● **Stated task**: Within the records below, find each line that holds the string "transport", then copy it.

--

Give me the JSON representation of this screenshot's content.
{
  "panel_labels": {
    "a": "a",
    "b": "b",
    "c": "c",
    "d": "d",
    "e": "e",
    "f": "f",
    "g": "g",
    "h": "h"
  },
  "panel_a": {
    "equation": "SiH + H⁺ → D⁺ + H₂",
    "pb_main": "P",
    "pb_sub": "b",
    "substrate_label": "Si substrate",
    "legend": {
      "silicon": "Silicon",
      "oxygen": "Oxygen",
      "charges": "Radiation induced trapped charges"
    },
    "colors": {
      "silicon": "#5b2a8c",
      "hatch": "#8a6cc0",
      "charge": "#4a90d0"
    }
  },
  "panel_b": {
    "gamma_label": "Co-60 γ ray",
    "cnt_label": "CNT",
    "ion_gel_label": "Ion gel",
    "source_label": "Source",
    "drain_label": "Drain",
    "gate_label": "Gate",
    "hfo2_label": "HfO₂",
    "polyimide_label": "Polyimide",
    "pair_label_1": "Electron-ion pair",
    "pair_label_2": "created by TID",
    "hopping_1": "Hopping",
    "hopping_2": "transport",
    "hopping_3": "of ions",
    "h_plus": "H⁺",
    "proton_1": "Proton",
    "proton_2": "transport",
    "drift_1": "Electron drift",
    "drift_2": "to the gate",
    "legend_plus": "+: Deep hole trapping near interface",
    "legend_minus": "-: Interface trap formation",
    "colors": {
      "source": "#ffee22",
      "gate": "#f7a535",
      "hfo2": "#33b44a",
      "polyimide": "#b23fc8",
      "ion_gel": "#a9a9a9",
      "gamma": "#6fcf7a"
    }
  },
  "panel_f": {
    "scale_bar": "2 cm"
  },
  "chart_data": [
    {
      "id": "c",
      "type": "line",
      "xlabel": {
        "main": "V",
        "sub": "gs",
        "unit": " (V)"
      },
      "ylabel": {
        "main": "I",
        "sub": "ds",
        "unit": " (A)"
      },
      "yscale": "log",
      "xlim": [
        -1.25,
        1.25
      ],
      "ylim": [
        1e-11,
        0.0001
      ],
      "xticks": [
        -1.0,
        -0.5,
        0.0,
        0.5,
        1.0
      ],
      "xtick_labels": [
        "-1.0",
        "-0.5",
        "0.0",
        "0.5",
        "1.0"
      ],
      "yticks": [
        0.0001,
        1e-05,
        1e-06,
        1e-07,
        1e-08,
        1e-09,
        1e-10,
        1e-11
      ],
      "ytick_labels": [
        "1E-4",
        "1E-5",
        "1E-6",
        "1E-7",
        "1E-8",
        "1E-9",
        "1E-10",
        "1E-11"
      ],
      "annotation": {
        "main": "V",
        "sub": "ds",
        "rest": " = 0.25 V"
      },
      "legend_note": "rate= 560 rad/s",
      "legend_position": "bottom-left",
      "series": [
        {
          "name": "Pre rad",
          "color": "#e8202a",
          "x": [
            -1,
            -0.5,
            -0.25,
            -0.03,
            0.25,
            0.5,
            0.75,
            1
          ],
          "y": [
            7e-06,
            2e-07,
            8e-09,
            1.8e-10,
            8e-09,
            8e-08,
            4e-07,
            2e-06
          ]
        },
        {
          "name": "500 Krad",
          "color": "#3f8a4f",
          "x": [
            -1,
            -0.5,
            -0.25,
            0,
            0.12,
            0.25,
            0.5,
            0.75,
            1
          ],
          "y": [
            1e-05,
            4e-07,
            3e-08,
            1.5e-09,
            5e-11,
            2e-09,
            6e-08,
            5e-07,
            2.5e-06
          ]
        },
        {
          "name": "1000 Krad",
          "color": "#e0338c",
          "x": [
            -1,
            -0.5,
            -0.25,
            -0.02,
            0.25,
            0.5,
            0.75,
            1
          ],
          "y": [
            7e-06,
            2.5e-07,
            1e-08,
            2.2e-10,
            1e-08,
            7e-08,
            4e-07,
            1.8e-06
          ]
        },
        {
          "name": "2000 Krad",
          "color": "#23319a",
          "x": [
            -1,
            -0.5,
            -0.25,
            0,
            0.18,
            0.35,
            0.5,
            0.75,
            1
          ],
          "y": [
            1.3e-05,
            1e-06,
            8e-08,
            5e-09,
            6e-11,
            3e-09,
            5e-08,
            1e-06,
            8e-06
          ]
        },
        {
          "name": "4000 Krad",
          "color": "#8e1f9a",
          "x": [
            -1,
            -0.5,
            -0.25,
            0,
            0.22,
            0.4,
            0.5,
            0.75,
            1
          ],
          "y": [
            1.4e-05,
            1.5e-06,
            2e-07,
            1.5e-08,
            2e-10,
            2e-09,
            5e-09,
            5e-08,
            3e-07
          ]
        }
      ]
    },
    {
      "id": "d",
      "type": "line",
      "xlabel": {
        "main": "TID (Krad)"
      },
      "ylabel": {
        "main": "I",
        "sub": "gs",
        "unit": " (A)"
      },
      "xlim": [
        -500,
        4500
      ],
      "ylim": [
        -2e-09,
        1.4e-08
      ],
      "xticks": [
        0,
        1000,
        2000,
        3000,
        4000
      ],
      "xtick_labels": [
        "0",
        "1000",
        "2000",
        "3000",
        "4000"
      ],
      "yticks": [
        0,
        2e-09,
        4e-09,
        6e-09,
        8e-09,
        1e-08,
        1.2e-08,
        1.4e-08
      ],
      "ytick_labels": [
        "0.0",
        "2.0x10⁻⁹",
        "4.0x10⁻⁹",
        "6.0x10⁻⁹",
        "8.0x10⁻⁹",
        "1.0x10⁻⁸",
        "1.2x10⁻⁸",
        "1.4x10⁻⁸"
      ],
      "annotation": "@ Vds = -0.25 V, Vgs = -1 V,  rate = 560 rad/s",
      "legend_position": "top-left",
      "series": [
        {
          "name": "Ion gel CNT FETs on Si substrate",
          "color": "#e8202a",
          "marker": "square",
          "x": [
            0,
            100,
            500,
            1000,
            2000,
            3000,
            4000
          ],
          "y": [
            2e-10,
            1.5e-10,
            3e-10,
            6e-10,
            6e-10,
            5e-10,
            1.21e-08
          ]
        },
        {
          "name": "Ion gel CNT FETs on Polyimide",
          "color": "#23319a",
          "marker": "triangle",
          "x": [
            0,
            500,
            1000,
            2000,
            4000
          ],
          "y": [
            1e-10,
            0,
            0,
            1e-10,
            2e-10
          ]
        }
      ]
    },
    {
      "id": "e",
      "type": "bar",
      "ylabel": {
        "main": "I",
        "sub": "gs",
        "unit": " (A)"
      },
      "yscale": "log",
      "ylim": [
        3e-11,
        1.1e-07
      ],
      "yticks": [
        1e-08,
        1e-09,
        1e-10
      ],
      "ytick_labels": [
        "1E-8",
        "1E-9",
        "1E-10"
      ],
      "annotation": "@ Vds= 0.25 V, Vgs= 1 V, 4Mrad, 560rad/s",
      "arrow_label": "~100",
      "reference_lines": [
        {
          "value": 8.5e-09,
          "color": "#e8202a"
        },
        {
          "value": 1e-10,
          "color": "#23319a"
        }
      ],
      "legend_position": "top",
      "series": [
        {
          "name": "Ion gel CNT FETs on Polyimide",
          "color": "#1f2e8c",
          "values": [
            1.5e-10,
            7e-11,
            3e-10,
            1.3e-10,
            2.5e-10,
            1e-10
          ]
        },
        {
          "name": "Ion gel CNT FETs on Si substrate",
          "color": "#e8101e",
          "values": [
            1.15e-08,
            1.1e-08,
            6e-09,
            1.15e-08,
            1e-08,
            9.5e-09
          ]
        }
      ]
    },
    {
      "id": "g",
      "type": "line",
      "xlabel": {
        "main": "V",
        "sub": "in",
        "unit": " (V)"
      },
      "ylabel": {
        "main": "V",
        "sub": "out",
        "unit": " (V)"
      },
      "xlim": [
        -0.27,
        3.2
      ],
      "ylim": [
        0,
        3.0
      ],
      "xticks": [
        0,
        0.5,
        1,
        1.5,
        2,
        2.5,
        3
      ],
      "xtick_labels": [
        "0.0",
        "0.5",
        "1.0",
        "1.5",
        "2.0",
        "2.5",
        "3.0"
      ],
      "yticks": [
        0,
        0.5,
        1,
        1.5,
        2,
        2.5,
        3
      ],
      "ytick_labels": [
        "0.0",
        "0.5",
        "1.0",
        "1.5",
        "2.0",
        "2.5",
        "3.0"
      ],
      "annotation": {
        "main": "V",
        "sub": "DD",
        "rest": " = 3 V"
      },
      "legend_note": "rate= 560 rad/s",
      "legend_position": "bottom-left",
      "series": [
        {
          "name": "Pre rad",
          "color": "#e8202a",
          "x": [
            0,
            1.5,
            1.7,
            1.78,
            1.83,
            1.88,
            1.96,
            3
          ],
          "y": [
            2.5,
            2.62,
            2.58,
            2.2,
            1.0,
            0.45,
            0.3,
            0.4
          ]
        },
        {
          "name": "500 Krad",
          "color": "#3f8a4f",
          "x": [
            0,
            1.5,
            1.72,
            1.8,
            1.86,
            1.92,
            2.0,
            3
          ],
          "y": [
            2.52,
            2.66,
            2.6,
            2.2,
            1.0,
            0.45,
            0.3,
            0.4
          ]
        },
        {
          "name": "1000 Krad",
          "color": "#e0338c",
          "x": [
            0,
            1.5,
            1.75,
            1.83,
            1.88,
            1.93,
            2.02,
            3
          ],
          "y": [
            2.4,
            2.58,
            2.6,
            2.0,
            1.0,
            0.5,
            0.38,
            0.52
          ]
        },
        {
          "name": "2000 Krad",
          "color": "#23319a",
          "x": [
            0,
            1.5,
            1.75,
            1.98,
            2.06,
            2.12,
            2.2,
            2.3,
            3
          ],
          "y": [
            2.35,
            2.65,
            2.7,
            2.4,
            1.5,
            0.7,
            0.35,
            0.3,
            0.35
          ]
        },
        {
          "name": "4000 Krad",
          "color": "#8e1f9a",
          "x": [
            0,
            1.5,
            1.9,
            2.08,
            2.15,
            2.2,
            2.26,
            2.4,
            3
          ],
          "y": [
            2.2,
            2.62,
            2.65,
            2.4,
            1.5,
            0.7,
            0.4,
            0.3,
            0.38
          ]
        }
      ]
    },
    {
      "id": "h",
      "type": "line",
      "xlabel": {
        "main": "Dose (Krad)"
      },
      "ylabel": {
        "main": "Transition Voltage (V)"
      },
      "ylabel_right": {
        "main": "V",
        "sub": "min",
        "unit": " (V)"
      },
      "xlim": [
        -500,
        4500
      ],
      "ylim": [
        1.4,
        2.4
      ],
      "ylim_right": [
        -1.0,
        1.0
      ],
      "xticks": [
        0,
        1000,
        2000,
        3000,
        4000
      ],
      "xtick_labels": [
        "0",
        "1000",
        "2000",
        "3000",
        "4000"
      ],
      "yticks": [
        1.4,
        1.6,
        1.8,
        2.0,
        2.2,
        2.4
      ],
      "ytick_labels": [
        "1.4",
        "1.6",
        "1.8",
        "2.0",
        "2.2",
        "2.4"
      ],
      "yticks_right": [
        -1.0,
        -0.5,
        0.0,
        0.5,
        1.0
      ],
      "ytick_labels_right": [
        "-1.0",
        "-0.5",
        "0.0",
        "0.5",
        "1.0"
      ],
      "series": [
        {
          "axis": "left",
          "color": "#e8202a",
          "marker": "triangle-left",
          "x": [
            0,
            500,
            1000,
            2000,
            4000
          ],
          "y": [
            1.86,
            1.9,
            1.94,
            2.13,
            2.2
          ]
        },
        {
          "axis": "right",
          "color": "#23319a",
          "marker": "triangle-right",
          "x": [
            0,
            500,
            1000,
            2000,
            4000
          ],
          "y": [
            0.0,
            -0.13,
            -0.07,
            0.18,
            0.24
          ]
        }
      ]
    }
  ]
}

--

● **Expected answer**:
    "hopping_2": "transport",
    "proton_2": "transport",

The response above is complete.